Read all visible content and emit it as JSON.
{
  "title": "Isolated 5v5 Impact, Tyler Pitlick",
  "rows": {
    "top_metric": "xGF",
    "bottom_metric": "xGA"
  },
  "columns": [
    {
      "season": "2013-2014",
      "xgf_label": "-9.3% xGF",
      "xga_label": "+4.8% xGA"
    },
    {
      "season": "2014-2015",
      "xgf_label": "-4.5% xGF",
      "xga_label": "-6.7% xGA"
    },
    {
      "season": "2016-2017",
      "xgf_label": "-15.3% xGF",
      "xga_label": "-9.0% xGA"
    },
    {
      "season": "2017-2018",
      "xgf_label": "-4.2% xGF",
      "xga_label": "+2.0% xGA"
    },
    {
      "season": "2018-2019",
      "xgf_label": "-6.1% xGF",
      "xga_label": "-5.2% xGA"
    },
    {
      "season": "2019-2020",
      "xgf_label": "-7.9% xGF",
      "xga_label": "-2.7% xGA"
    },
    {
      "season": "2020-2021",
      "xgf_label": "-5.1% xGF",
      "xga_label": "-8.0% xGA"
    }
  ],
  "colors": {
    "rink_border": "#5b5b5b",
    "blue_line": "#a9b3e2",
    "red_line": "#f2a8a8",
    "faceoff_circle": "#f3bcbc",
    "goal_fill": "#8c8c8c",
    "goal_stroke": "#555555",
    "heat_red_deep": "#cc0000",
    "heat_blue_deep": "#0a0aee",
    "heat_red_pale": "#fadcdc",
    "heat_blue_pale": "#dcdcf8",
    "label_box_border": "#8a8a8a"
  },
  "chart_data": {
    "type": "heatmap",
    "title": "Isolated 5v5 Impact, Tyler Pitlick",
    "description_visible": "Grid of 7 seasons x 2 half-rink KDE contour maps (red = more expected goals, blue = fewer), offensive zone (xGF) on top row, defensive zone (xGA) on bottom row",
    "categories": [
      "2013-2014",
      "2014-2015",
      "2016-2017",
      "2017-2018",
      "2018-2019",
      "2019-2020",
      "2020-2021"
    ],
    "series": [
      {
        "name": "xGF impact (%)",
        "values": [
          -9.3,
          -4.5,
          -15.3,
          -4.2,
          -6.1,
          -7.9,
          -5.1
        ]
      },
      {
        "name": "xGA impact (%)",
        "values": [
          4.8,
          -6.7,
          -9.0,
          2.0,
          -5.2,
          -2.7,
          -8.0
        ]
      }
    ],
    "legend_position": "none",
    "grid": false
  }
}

-------

● REQUIRED WORK: Take the listing above and write it out again exactly.

● WORKED ANSWER:
Read all visible content and emit it as JSON.
{
  "title": "Isolated 5v5 Impact, Tyler Pitlick",
  "rows": {
    "top_metric": "xGF",
    "bottom_metric": "xGA"
  },
  "columns": [
    {
      "season": "2013-2014",
      "xgf_label": "-9.3% xGF",
      "xga_label": "+4.8% xGA"
    },
    {
      "season": "2014-2015",
      "xgf_label": "-4.5% xGF",
      "xga_label": "-6.7% xGA"
    },
    {
      "season": "2016-2017",
      "xgf_label": "-15.3% xGF",
      "xga_label": "-9.0% xGA"
    },
    {
      "season": "2017-2018",
      "xgf_label": "-4.2% xGF",
      "xga_label": "+2.0% xGA"
    },
    {
      "season": "2018-2019",
      "xgf_label": "-6.1% xGF",
      "xga_label": "-5.2% xGA"
    },
    {
      "season": "2019-2020",
      "xgf_label": "-7.9% xGF",
      "xga_label": "-2.7% xGA"
    },
    {
      "season": "2020-2021",
      "xgf_label": "-5.1% xGF",
      "xga_label": "-8.0% xGA"
    }
  ],
  "colors": {
    "rink_border": "#5b5b5b",
    "blue_line": "#a9b3e2",
    "red_line": "#f2a8a8",
    "faceoff_circle": "#f3bcbc",
    "goal_fill": "#8c8c8c",
    "goal_stroke": "#555555",
    "heat_red_deep": "#cc0000",
    "heat_blue_deep": "#0a0aee",
    "heat_red_pale": "#fadcdc",
    "heat_blue_pale": "#dcdcf8",
    "label_box_border": "#8a8a8a"
  },
  "chart_data": {
    "type": "heatmap",
    "title": "Isolated 5v5 Impact, Tyler Pitlick",
    "description_visible": "Grid of 7 seasons x 2 half-rink KDE contour maps (red = more expected goals, blue = fewer), offensive zone (xGF) on top row, defensive zone (xGA) on bottom row",
    "categories": [
      "2013-2014",
      "2014-2015",
      "2016-2017",
      "2017-2018",
      "2018-2019",
      "2019-2020",
      "2020-2021"
    ],
    "series": [
      {
        "name": "xGF impact (%)",
        "values": [
          -9.3,
          -4.5,
          -15.3,
          -4.2,
          -6.1,
          -7.9,
          -5.1
        ]
      },
      {
        "name": "xGA impact (%)",
        "values": [
          4.8,
          -6.7,
          -9.0,
          2.0,
          -5.2,
          -2.7,
          -8.0
        ]
      }
    ],
    "legend_position": "none",
    "grid": false
  }
}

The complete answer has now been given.